▶ **WORK TO BE COMPLETED**: Repeat the material below exactly, line for line.

==========

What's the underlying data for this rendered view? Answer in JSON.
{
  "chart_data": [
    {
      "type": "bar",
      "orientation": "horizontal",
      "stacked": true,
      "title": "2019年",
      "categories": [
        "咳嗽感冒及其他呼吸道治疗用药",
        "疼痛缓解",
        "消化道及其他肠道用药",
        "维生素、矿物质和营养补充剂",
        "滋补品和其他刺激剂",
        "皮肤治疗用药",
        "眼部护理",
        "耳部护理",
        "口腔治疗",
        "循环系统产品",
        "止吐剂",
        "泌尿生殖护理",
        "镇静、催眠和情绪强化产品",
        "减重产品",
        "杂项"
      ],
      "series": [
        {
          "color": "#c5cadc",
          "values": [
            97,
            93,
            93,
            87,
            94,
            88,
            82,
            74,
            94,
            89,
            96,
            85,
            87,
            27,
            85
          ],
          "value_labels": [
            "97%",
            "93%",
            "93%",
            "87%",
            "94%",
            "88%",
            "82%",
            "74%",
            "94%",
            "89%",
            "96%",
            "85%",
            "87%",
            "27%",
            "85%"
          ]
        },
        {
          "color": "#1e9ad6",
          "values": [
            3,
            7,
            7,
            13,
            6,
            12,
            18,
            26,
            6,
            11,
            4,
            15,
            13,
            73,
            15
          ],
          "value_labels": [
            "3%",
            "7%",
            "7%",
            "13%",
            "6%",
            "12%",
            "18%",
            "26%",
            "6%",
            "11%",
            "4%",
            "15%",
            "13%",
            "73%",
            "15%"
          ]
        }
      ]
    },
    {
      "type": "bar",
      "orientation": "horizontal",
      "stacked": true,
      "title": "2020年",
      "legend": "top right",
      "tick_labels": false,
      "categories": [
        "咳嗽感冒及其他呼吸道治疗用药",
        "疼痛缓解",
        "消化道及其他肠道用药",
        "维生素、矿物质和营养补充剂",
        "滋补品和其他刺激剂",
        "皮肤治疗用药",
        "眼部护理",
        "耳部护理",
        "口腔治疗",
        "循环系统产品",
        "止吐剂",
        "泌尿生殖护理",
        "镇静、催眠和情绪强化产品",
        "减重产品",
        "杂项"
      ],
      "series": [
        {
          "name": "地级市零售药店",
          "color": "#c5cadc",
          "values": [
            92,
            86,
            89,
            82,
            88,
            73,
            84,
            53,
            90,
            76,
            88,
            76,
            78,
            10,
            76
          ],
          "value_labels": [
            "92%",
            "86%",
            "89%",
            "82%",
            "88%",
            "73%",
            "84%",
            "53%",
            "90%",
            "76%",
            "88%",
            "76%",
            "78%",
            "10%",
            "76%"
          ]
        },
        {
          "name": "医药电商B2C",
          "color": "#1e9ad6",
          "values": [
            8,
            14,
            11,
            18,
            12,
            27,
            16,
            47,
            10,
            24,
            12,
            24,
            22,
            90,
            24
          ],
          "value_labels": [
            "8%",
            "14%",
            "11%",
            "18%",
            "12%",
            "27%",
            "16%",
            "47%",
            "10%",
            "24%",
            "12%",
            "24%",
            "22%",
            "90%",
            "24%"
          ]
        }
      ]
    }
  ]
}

==========

▶ **FULL SOLUTION**:
What's the underlying data for this rendered view? Answer in JSON.
{
  "chart_data": [
    {
      "type": "bar",
      "orientation": "horizontal",
      "stacked": true,
      "title": "2019年",
      "categories": [
        "咳嗽感冒及其他呼吸道治疗用药",
        "疼痛缓解",
        "消化道及其他肠道用药",
        "维生素、矿物质和营养补充剂",
        "滋补品和其他刺激剂",
        "皮肤治疗用药",
        "眼部护理",
        "耳部护理",
        "口腔治疗",
        "循环系统产品",
        "止吐剂",
        "泌尿生殖护理",
        "镇静、催眠和情绪强化产品",
        "减重产品",
        "杂项"
      ],
      "series": [
        {
          "color": "#c5cadc",
          "values": [
            97,
            93,
            93,
            87,
            94,
            88,
            82,
            74,
            94,
            89,
            96,
            85,
            87,
            27,
            85
          ],
          "value_labels": [
            "97%",
            "93%",
            "93%",
            "87%",
            "94%",
            "88%",
            "82%",
            "74%",
            "94%",
            "89%",
            "96%",
            "85%",
            "87%",
            "27%",
            "85%"
          ]
        },
        {
          "color": "#1e9ad6",
          "values": [
            3,
            7,
            7,
            13,
            6,
            12,
            18,
            26,
            6,
            11,
            4,
            15,
            13,
            73,
            15
          ],
          "value_labels": [
            "3%",
            "7%",
            "7%",
            "13%",
            "6%",
            "12%",
            "18%",
            "26%",
            "6%",
            "11%",
            "4%",
            "15%",
            "13%",
            "73%",
            "15%"
          ]
        }
      ]
    },
    {
      "type": "bar",
      "orientation": "horizontal",
      "stacked": true,
      "title": "2020年",
      "legend": "top right",
      "tick_labels": false,
      "categories": [
        "咳嗽感冒及其他呼吸道治疗用药",
        "疼痛缓解",
        "消化道及其他肠道用药",
        "维生素、矿物质和营养补充剂",
        "滋补品和其他刺激剂",
        "皮肤治疗用药",
        "眼部护理",
        "耳部护理",
        "口腔治疗",
        "循环系统产品",
        "止吐剂",
        "泌尿生殖护理",
        "镇静、催眠和情绪强化产品",
        "减重产品",
        "杂项"
      ],
      "series": [
        {
          "name": "地级市零售药店",
          "color": "#c5cadc",
          "values": [
            92,
            86,
            89,
            82,
            88,
            73,
            84,
            53,
            90,
            76,
            88,
            76,
            78,
            10,
            76
          ],
          "value_labels": [
            "92%",
            "86%",
            "89%",
            "82%",
            "88%",
            "73%",
            "84%",
            "53%",
            "90%",
            "76%",
            "88%",
            "76%",
            "78%",
            "10%",
            "76%"
          ]
        },
        {
          "name": "医药电商B2C",
          "color": "#1e9ad6",
          "values": [
            8,
            14,
            11,
            18,
            12,
            27,
            16,
            47,
            10,
            24,
            12,
            24,
            22,
            90,
            24
          ],
          "value_labels": [
            "8%",
            "14%",
            "11%",
            "18%",
            "12%",
            "27%",
            "16%",
            "47%",
            "10%",
            "24%",
            "12%",
            "24%",
            "22%",
            "90%",
            "24%"
          ]
        }
      ]
    }
  ]
}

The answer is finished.